To do
Locate and copy each line in the data that contains the word "document".

Exercise data
━━━━━━━━━━━━━━━━━━━━

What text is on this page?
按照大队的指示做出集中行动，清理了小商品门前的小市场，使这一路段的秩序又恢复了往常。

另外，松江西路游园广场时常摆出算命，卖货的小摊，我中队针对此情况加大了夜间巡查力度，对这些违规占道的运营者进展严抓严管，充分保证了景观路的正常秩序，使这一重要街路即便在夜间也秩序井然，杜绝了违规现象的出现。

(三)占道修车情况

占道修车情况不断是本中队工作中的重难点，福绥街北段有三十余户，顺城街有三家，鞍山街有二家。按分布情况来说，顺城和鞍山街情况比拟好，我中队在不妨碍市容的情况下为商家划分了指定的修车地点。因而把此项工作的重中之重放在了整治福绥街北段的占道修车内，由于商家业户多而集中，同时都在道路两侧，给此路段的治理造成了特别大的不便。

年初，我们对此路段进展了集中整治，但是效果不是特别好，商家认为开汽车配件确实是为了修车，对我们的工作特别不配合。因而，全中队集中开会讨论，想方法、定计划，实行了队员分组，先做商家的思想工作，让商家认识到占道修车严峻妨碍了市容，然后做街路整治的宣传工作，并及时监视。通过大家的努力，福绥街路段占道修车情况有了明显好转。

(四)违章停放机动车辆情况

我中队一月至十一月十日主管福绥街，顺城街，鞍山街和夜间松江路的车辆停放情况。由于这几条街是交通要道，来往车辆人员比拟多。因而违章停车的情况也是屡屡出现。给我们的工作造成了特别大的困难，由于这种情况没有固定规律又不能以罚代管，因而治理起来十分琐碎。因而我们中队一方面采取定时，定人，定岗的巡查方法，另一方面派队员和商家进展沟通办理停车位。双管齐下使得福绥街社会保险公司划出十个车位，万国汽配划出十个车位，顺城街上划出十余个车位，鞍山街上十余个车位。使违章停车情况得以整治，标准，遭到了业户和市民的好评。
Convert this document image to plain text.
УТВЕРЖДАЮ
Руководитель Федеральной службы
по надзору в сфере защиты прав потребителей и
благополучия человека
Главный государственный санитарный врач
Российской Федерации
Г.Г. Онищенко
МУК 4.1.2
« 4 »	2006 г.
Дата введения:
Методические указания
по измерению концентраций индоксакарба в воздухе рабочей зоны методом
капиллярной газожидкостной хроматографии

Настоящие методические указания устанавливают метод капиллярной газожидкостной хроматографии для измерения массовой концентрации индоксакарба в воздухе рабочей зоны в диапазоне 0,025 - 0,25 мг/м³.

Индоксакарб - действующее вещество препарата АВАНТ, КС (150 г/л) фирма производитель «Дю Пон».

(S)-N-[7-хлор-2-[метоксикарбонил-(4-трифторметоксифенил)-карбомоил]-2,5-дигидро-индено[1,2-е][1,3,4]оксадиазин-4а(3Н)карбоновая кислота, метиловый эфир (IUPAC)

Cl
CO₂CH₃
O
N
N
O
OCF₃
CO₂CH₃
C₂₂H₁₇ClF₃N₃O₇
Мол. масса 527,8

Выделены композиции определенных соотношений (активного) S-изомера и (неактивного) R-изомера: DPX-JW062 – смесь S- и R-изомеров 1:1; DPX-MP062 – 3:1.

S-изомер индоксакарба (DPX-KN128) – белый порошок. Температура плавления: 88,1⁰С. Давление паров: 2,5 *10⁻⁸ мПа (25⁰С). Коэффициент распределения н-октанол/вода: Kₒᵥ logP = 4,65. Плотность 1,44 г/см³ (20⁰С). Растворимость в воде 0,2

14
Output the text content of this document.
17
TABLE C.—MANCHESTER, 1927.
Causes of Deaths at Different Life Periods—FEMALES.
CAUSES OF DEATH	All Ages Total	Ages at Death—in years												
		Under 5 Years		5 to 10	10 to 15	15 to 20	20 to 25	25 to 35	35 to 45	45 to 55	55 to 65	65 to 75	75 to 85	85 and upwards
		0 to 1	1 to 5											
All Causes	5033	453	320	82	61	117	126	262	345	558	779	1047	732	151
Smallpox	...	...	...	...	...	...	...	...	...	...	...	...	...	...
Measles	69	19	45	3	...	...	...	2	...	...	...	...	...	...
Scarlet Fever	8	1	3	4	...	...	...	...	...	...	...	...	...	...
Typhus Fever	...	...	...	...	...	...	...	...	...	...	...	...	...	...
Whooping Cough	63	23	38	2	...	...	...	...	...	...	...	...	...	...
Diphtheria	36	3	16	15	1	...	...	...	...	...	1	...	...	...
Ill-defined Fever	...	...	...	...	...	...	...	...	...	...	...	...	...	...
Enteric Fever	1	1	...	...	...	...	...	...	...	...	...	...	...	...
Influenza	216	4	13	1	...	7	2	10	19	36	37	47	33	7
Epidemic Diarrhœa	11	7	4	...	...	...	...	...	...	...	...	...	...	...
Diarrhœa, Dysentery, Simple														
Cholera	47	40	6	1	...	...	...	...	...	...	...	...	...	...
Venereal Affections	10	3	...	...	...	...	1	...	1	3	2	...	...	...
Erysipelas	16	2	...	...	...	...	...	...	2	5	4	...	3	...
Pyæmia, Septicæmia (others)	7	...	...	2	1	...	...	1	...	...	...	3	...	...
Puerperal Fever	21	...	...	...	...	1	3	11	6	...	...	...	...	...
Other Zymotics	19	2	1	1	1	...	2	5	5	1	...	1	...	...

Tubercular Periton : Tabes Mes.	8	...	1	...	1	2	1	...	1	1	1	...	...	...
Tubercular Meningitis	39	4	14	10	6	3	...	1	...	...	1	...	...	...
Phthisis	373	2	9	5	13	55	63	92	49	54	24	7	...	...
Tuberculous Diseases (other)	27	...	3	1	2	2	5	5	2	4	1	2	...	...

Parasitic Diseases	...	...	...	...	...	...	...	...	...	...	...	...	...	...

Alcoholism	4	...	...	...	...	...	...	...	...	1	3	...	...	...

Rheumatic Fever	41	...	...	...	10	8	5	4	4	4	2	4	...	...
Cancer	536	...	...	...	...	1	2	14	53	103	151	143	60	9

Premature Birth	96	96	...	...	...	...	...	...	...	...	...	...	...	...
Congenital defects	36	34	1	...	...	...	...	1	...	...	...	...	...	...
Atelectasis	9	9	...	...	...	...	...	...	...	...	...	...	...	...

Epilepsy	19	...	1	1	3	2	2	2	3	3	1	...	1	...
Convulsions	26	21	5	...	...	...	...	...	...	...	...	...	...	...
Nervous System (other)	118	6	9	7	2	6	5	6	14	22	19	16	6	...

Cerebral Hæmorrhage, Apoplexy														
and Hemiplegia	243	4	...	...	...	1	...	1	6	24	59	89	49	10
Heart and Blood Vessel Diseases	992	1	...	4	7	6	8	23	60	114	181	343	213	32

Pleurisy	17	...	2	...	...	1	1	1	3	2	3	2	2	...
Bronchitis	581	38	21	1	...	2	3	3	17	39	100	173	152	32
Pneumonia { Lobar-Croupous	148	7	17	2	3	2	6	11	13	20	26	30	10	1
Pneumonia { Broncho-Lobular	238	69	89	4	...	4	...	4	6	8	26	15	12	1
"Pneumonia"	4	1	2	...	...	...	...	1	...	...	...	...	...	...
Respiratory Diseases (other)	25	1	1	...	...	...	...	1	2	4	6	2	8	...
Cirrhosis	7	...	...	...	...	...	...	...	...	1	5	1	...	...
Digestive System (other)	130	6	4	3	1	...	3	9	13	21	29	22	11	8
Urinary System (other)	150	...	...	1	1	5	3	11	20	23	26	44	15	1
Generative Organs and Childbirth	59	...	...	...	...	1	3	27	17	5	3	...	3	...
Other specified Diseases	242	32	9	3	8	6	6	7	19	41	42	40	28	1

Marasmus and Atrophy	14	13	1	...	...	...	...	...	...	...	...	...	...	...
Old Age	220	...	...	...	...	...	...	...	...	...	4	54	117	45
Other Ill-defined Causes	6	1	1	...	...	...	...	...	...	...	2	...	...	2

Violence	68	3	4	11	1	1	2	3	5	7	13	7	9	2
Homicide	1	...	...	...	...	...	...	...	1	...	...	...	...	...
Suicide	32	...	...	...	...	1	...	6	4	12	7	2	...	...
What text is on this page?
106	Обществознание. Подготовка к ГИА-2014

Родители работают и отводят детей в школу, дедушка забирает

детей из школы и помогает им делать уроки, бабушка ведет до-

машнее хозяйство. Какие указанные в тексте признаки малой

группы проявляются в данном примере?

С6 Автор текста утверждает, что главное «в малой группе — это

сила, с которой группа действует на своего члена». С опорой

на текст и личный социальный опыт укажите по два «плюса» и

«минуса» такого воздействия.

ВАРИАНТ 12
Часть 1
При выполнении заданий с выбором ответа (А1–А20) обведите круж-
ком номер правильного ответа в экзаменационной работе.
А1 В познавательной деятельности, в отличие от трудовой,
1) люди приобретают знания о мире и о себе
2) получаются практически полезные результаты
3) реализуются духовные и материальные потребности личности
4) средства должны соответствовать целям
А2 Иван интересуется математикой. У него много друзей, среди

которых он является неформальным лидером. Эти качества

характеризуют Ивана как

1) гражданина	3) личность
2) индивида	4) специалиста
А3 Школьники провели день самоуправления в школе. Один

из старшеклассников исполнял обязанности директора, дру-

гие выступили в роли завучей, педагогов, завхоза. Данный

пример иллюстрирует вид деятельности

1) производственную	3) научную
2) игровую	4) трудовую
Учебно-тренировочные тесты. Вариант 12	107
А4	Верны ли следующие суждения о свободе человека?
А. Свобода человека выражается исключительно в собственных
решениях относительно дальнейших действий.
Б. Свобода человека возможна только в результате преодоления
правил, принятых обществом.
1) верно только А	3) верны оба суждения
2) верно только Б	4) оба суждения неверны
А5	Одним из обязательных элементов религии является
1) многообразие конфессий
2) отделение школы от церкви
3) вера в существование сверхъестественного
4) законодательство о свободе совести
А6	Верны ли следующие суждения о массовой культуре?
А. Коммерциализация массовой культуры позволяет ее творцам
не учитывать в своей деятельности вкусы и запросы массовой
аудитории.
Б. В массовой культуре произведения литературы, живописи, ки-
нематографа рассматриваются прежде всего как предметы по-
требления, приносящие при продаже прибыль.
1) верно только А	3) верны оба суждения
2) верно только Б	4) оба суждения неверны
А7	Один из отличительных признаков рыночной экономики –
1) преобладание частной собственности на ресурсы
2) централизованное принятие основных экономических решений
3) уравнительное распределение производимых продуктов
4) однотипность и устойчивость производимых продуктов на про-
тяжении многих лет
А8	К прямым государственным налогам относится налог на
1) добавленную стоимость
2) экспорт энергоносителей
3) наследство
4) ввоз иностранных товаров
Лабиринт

━━━━━━━━━━━━━━━━━━━━

Response to this exercise
Convert this document image to plain text.
Output the text content of this document.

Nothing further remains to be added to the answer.